Provided records:
[start]
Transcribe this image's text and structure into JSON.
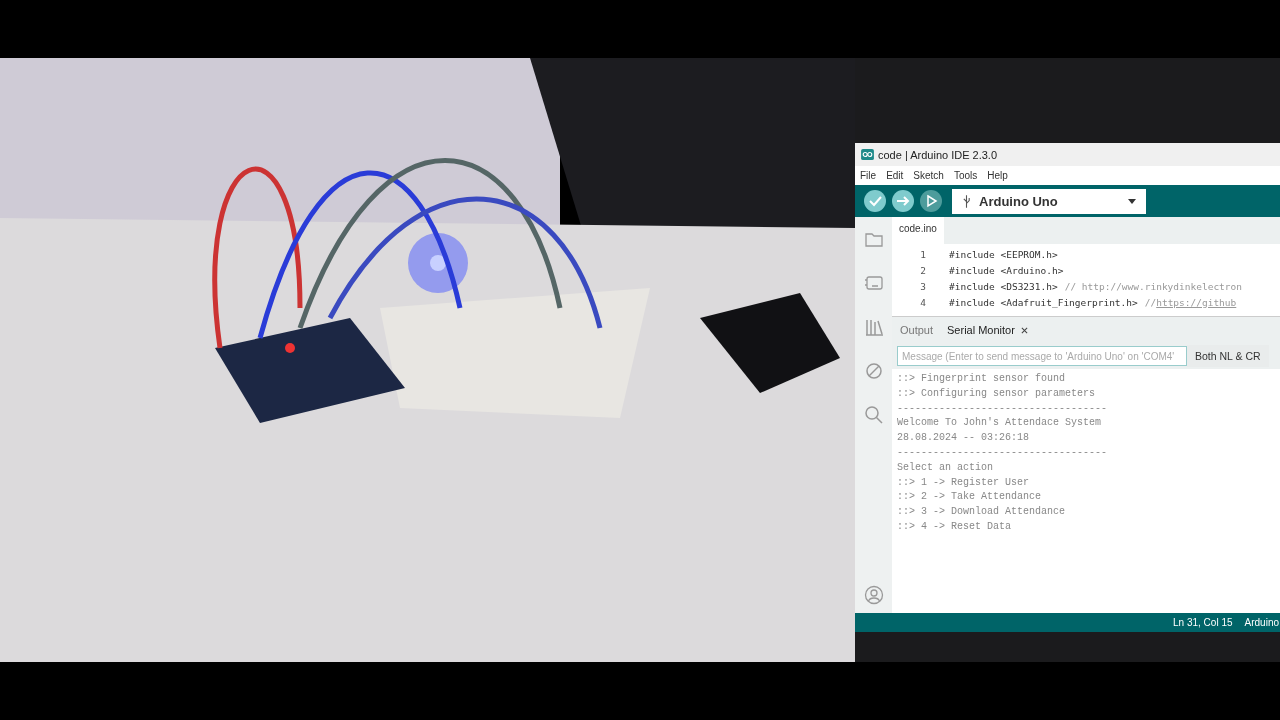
{
  "photo": {
    "kind": "picture"
  },
  "window": {
    "title": "code | Arduino IDE 2.3.0"
  },
  "menu": [
    "File",
    "Edit",
    "Sketch",
    "Tools",
    "Help"
  ],
  "toolbar": {
    "buttons": [
      {
        "kind": "verify",
        "disabled": false
      },
      {
        "kind": "upload",
        "disabled": false
      },
      {
        "kind": "debug",
        "disabled": true
      }
    ],
    "board": "Arduino Uno"
  },
  "sidebar": [
    {
      "kind": "folder",
      "selected": false
    },
    {
      "kind": "board",
      "selected": false
    },
    {
      "kind": "library",
      "selected": false
    },
    {
      "kind": "debug",
      "selected": false
    },
    {
      "kind": "search",
      "selected": false
    },
    {
      "kind": "account",
      "selected": false
    }
  ],
  "editor": {
    "tabs": [
      {
        "label": "code.ino",
        "selected": true
      }
    ],
    "lines": [
      {
        "number": "1",
        "code": "#include <EEPROM.h>"
      },
      {
        "number": "2",
        "code": "#include <Arduino.h>"
      },
      {
        "number": "3",
        "code": "#include <DS3231.h>",
        "comment": "// http://www.rinkydinkelectron"
      },
      {
        "number": "4",
        "code": "#include <Adafruit_Fingerprint.h>",
        "comment": "// ",
        "link": "https://github"
      }
    ]
  },
  "panel": {
    "tabs": [
      {
        "label": "Output",
        "selected": false
      },
      {
        "label": "Serial Monitor",
        "selected": true
      }
    ],
    "message": {
      "placeholder": "Message (Enter to send message to 'Arduino Uno' on 'COM4'"
    },
    "line_ending": "Both NL & CR",
    "output": [
      "::> Fingerprint sensor found",
      "::> Configuring sensor parameters",
      "-----------------------------------",
      "Welcome To John's Attendace System",
      "28.08.2024 -- 03:26:18",
      "-----------------------------------",
      "Select an action",
      "::> 1 -> Register User",
      "::> 2 -> Take Attendance",
      "::> 3 -> Download Attendance",
      "::> 4 -> Reset Data"
    ]
  },
  "status_bar": {
    "position": "Ln 31, Col 15",
    "board": "Arduino"
  }
}
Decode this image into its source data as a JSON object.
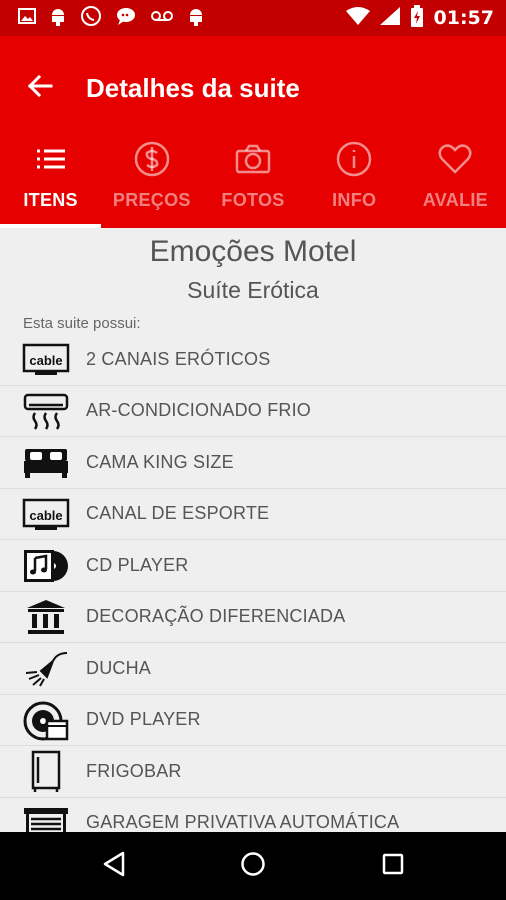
{
  "status_bar": {
    "time": "01:57",
    "left_icons": [
      "image-icon",
      "android-icon",
      "whatsapp-icon",
      "chat-icon",
      "voicemail-icon",
      "android-icon"
    ],
    "right_icons": [
      "wifi-icon",
      "cell-signal-icon",
      "battery-charging-icon"
    ]
  },
  "app_bar": {
    "title": "Detalhes da suite"
  },
  "tabs": [
    {
      "label": "ITENS",
      "icon": "list-icon",
      "active": true
    },
    {
      "label": "PREÇOS",
      "icon": "dollar-icon",
      "active": false
    },
    {
      "label": "FOTOS",
      "icon": "camera-icon",
      "active": false
    },
    {
      "label": "INFO",
      "icon": "info-icon",
      "active": false
    },
    {
      "label": "AVALIE",
      "icon": "heart-icon",
      "active": false
    }
  ],
  "content": {
    "motel_name": "Emoções Motel",
    "suite_name": "Suíte Erótica",
    "intro": "Esta suite possui:",
    "items": [
      {
        "label": "2 CANAIS ERÓTICOS",
        "icon": "cable-tv-icon",
        "icon_text": "cable"
      },
      {
        "label": "AR-CONDICIONADO FRIO",
        "icon": "air-conditioner-icon"
      },
      {
        "label": "CAMA KING SIZE",
        "icon": "bed-icon"
      },
      {
        "label": "CANAL DE ESPORTE",
        "icon": "cable-tv-icon",
        "icon_text": "cable"
      },
      {
        "label": "CD PLAYER",
        "icon": "cd-music-icon"
      },
      {
        "label": "DECORAÇÃO DIFERENCIADA",
        "icon": "building-columns-icon"
      },
      {
        "label": "DUCHA",
        "icon": "shower-icon"
      },
      {
        "label": "DVD PLAYER",
        "icon": "dvd-icon"
      },
      {
        "label": "FRIGOBAR",
        "icon": "minibar-icon"
      },
      {
        "label": "GARAGEM PRIVATIVA AUTOMÁTICA",
        "icon": "garage-icon"
      }
    ]
  },
  "colors": {
    "status_bar": "#c20000",
    "app_bar": "#e60000",
    "background": "#efefef",
    "text": "#555555"
  }
}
[end]
Exercise goal: Select all lines in the listing that include the word "title".

Full answer:
    "title": "code | Arduino IDE 2.3.0"
    "title": "Detalhes da suite"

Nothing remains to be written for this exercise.